▸ Instruction
State how many lines hold the word "text", with no other words.

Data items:
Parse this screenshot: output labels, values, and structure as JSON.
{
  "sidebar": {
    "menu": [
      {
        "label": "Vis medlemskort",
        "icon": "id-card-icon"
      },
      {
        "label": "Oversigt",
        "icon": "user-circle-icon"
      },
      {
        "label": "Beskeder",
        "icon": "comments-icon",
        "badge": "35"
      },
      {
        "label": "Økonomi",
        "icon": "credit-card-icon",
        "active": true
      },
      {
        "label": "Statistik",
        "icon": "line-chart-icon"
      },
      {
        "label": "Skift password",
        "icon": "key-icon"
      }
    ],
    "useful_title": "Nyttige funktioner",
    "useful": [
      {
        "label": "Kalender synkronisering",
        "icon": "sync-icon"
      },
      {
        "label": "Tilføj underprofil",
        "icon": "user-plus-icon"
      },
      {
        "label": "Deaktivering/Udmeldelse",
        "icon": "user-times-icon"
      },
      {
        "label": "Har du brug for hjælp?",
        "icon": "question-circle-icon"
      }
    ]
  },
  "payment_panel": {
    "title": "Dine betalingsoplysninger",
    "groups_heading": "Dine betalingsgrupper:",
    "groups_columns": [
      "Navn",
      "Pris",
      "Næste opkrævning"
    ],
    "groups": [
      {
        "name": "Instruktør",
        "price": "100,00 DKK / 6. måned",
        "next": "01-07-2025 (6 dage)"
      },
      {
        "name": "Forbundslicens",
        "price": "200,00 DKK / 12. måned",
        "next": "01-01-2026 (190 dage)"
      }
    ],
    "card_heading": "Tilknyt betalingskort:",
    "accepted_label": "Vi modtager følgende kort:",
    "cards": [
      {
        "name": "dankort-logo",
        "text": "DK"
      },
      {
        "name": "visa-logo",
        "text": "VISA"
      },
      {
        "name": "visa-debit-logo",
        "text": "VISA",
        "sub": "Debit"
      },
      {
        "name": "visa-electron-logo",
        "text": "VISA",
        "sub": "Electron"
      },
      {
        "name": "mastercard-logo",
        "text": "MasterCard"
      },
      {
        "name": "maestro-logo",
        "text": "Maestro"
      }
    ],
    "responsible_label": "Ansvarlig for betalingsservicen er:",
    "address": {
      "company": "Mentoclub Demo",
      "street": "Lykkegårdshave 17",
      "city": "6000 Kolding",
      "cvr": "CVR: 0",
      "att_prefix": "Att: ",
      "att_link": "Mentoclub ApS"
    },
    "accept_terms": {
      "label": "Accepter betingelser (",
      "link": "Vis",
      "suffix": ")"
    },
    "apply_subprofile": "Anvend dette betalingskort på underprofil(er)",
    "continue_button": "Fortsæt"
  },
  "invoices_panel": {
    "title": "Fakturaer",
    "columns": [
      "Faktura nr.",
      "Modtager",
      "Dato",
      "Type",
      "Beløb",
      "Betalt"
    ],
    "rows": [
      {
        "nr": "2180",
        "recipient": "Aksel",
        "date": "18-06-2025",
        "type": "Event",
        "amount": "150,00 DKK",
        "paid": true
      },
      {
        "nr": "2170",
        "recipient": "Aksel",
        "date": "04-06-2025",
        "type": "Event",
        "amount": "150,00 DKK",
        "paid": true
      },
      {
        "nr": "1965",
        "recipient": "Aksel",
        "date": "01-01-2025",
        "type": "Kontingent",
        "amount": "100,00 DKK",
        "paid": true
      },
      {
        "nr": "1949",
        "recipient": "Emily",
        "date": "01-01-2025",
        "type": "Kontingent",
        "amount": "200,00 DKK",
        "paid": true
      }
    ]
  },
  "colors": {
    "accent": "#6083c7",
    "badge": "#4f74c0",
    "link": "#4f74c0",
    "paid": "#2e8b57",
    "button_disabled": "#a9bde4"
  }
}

▸ Exercise result
6